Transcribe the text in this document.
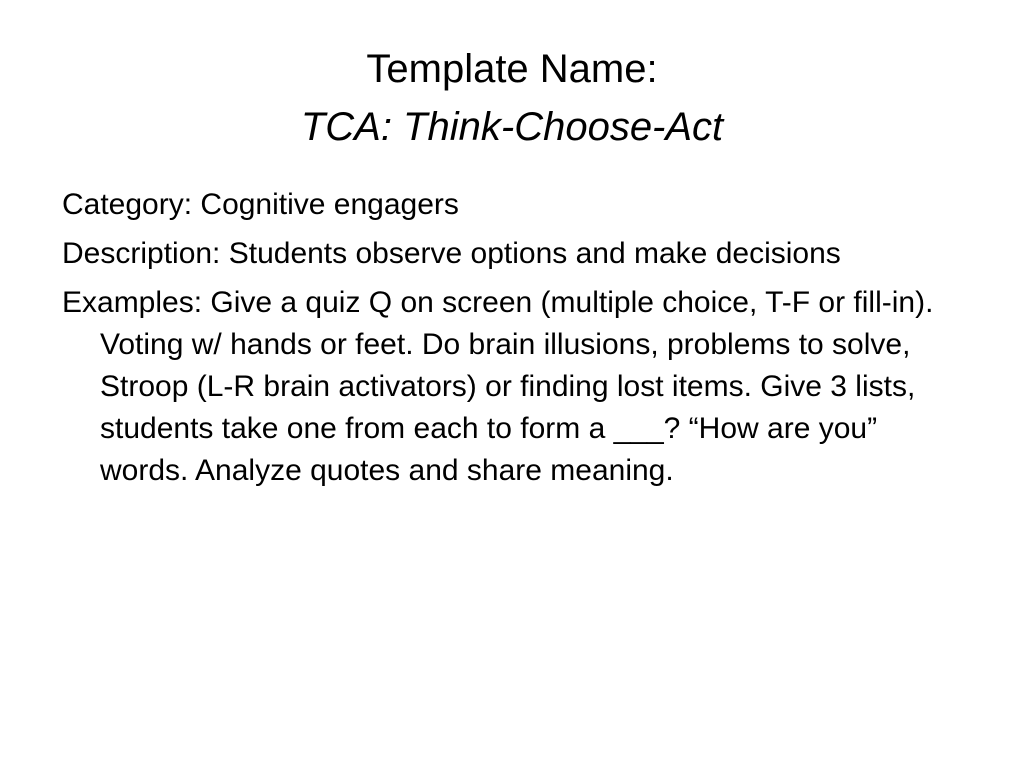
Template Name:
TCA: Think-Choose-Act

Category: Cognitive engagers

Description: Students observe options and make decisions

Examples: Give a quiz Q on screen (multiple choice, T-F or fill-in). Voting w/ hands or feet. Do brain illusions, problems to solve, Stroop (L-R brain activators) or finding lost items. Give 3 lists, students take one from each to form a ___? “How are you” words. Analyze quotes and share meaning.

*TASK TO CARRY OUT*. Quote the data above in full and without alteration; skip the pictures.

*CORRECT RESPONSE*.
Transcribe the text in this document.
Template Name:
TCA: Think-Choose-Act

Category: Cognitive engagers

Description: Students observe options and make decisions

Examples: Give a quiz Q on screen (multiple choice, T-F or fill-in). Voting w/ hands or feet. Do brain illusions, problems to solve, Stroop (L-R brain activators) or finding lost items. Give 3 lists, students take one from each to form a ___? “How are you” words. Analyze quotes and share meaning.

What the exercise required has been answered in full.